* Written task: All of the data that follows should be retyped exactly, please, except the pictures.

* Entries provided:
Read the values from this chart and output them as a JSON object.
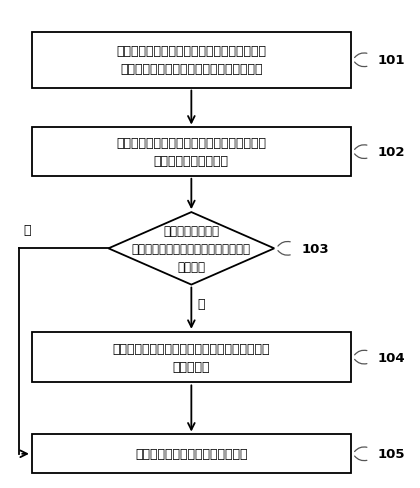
{
  "background_color": "#ffffff",
  "box_fill": "#ffffff",
  "box_edge": "#000000",
  "arrow_color": "#000000",
  "text_color": "#000000",
  "label_color": "#000000",
  "box1_text": "前端检测装置对发射机的工作频率进行检测；\n后端控制装置对接收机的工作频率进行检测",
  "box2_text": "前端检测装置向后端控制装置发送查询命令，\n获取接收机的工作频率",
  "diamond_text": "前端检测装置判断\n发射机的工作频率与接收机的工作频率\n是否相同",
  "box4_text": "后端控制装置将接收机的工作频率调整为发射机\n的工作频率",
  "box5_text": "发射机与接收机建立无线通信连接",
  "yes_text": "是",
  "no_text": "否",
  "labels": [
    "101",
    "102",
    "103",
    "104",
    "105"
  ],
  "figsize": [
    4.2,
    4.89
  ],
  "dpi": 100,
  "lw": 1.3,
  "fontsize": 9.0,
  "label_fontsize": 9.5
}
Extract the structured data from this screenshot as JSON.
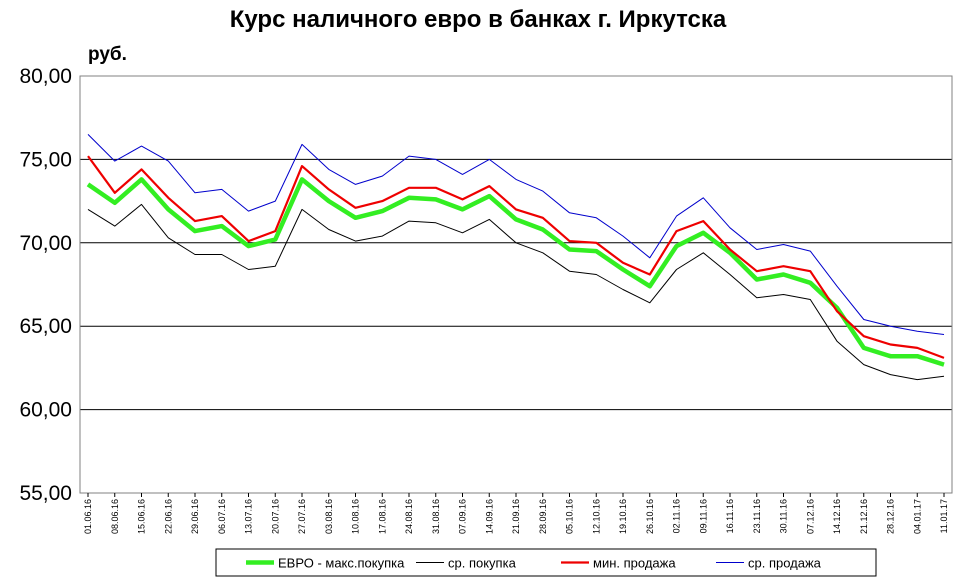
{
  "chart_data": {
    "type": "line",
    "title": "Курс наличного евро в банках г. Иркутска",
    "ylabel": "руб.",
    "xlabel": "",
    "ylim": [
      55,
      80
    ],
    "yticks": [
      "55,00",
      "60,00",
      "65,00",
      "70,00",
      "75,00",
      "80,00"
    ],
    "grid": "horizontal",
    "legend_position": "bottom",
    "x": [
      "01.06.16",
      "08.06.16",
      "15.06.16",
      "22.06.16",
      "29.06.16",
      "06.07.16",
      "13.07.16",
      "20.07.16",
      "27.07.16",
      "03.08.16",
      "10.08.16",
      "17.08.16",
      "24.08.16",
      "31.08.16",
      "07.09.16",
      "14.09.16",
      "21.09.16",
      "28.09.16",
      "05.10.16",
      "12.10.16",
      "19.10.16",
      "26.10.16",
      "02.11.16",
      "09.11.16",
      "16.11.16",
      "23.11.16",
      "30.11.16",
      "07.12.16",
      "14.12.16",
      "21.12.16",
      "28.12.16",
      "04.01.17",
      "11.01.17"
    ],
    "series": [
      {
        "name": "ЕВРО - макс.покупка",
        "color": "#33ee22",
        "values": [
          73.5,
          72.4,
          73.8,
          72.0,
          70.7,
          71.0,
          69.8,
          70.2,
          73.8,
          72.5,
          71.5,
          71.9,
          72.7,
          72.6,
          72.0,
          72.8,
          71.4,
          70.8,
          69.6,
          69.5,
          68.4,
          67.4,
          69.8,
          70.6,
          69.4,
          67.8,
          68.1,
          67.6,
          66.1,
          63.7,
          63.2,
          63.2,
          62.7
        ]
      },
      {
        "name": "ср. покупка",
        "color": "#000000",
        "values": [
          72.0,
          71.0,
          72.3,
          70.3,
          69.3,
          69.3,
          68.4,
          68.6,
          72.0,
          70.8,
          70.1,
          70.4,
          71.3,
          71.2,
          70.6,
          71.4,
          70.0,
          69.4,
          68.3,
          68.1,
          67.2,
          66.4,
          68.4,
          69.4,
          68.1,
          66.7,
          66.9,
          66.6,
          64.1,
          62.7,
          62.1,
          61.8,
          62.0
        ]
      },
      {
        "name": "мин. продажа",
        "color": "#ee0000",
        "values": [
          75.2,
          73.0,
          74.4,
          72.7,
          71.3,
          71.6,
          70.1,
          70.7,
          74.6,
          73.2,
          72.1,
          72.5,
          73.3,
          73.3,
          72.6,
          73.4,
          72.0,
          71.5,
          70.1,
          70.0,
          68.8,
          68.1,
          70.7,
          71.3,
          69.6,
          68.3,
          68.6,
          68.3,
          65.9,
          64.4,
          63.9,
          63.7,
          63.1
        ]
      },
      {
        "name": "ср. продажа",
        "color": "#0000cc",
        "values": [
          76.5,
          74.9,
          75.8,
          74.9,
          73.0,
          73.2,
          71.9,
          72.5,
          75.9,
          74.4,
          73.5,
          74.0,
          75.2,
          75.0,
          74.1,
          75.0,
          73.8,
          73.1,
          71.8,
          71.5,
          70.4,
          69.1,
          71.6,
          72.7,
          70.9,
          69.6,
          69.9,
          69.5,
          67.4,
          65.4,
          65.0,
          64.7,
          64.5
        ]
      }
    ]
  }
}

* Answer in full:
Read the values from this chart and output them as a JSON object.
{
  "background_color": "#ffffff",
  "box_fill": "#ffffff",
  "box_edge": "#000000",
  "arrow_color": "#000000",
  "text_color": "#000000",
  "label_color": "#000000",
  "box1_text": "前端检测装置对发射机的工作频率进行检测；\n后端控制装置对接收机的工作频率进行检测",
  "box2_text": "前端检测装置向后端控制装置发送查询命令，\n获取接收机的工作频率",
  "diamond_text": "前端检测装置判断\n发射机的工作频率与接收机的工作频率\n是否相同",
  "box4_text": "后端控制装置将接收机的工作频率调整为发射机\n的工作频率",
  "box5_text": "发射机与接收机建立无线通信连接",
  "yes_text": "是",
  "no_text": "否",
  "labels": [
    "101",
    "102",
    "103",
    "104",
    "105"
  ],
  "figsize": [
    4.2,
    4.89
  ],
  "dpi": 100,
  "lw": 1.3,
  "fontsize": 9.0,
  "label_fontsize": 9.5
}
Extract the structured data from this screenshot as JSON.
{
  "chart_data": {
    "type": "line",
    "title": "Курс наличного евро в банках г. Иркутска",
    "ylabel": "руб.",
    "xlabel": "",
    "ylim": [
      55,
      80
    ],
    "yticks": [
      "55,00",
      "60,00",
      "65,00",
      "70,00",
      "75,00",
      "80,00"
    ],
    "grid": "horizontal",
    "legend_position": "bottom",
    "x": [
      "01.06.16",
      "08.06.16",
      "15.06.16",
      "22.06.16",
      "29.06.16",
      "06.07.16",
      "13.07.16",
      "20.07.16",
      "27.07.16",
      "03.08.16",
      "10.08.16",
      "17.08.16",
      "24.08.16",
      "31.08.16",
      "07.09.16",
      "14.09.16",
      "21.09.16",
      "28.09.16",
      "05.10.16",
      "12.10.16",
      "19.10.16",
      "26.10.16",
      "02.11.16",
      "09.11.16",
      "16.11.16",
      "23.11.16",
      "30.11.16",
      "07.12.16",
      "14.12.16",
      "21.12.16",
      "28.12.16",
      "04.01.17",
      "11.01.17"
    ],
    "series": [
      {
        "name": "ЕВРО - макс.покупка",
        "color": "#33ee22",
        "values": [
          73.5,
          72.4,
          73.8,
          72.0,
          70.7,
          71.0,
          69.8,
          70.2,
          73.8,
          72.5,
          71.5,
          71.9,
          72.7,
          72.6,
          72.0,
          72.8,
          71.4,
          70.8,
          69.6,
          69.5,
          68.4,
          67.4,
          69.8,
          70.6,
          69.4,
          67.8,
          68.1,
          67.6,
          66.1,
          63.7,
          63.2,
          63.2,
          62.7
        ]
      },
      {
        "name": "ср. покупка",
        "color": "#000000",
        "values": [
          72.0,
          71.0,
          72.3,
          70.3,
          69.3,
          69.3,
          68.4,
          68.6,
          72.0,
          70.8,
          70.1,
          70.4,
          71.3,
          71.2,
          70.6,
          71.4,
          70.0,
          69.4,
          68.3,
          68.1,
          67.2,
          66.4,
          68.4,
          69.4,
          68.1,
          66.7,
          66.9,
          66.6,
          64.1,
          62.7,
          62.1,
          61.8,
          62.0
        ]
      },
      {
        "name": "мин. продажа",
        "color": "#ee0000",
        "values": [
          75.2,
          73.0,
          74.4,
          72.7,
          71.3,
          71.6,
          70.1,
          70.7,
          74.6,
          73.2,
          72.1,
          72.5,
          73.3,
          73.3,
          72.6,
          73.4,
          72.0,
          71.5,
          70.1,
          70.0,
          68.8,
          68.1,
          70.7,
          71.3,
          69.6,
          68.3,
          68.6,
          68.3,
          65.9,
          64.4,
          63.9,
          63.7,
          63.1
        ]
      },
      {
        "name": "ср. продажа",
        "color": "#0000cc",
        "values": [
          76.5,
          74.9,
          75.8,
          74.9,
          73.0,
          73.2,
          71.9,
          72.5,
          75.9,
          74.4,
          73.5,
          74.0,
          75.2,
          75.0,
          74.1,
          75.0,
          73.8,
          73.1,
          71.8,
          71.5,
          70.4,
          69.1,
          71.6,
          72.7,
          70.9,
          69.6,
          69.9,
          69.5,
          67.4,
          65.4,
          65.0,
          64.7,
          64.5
        ]
      }
    ]
  }
}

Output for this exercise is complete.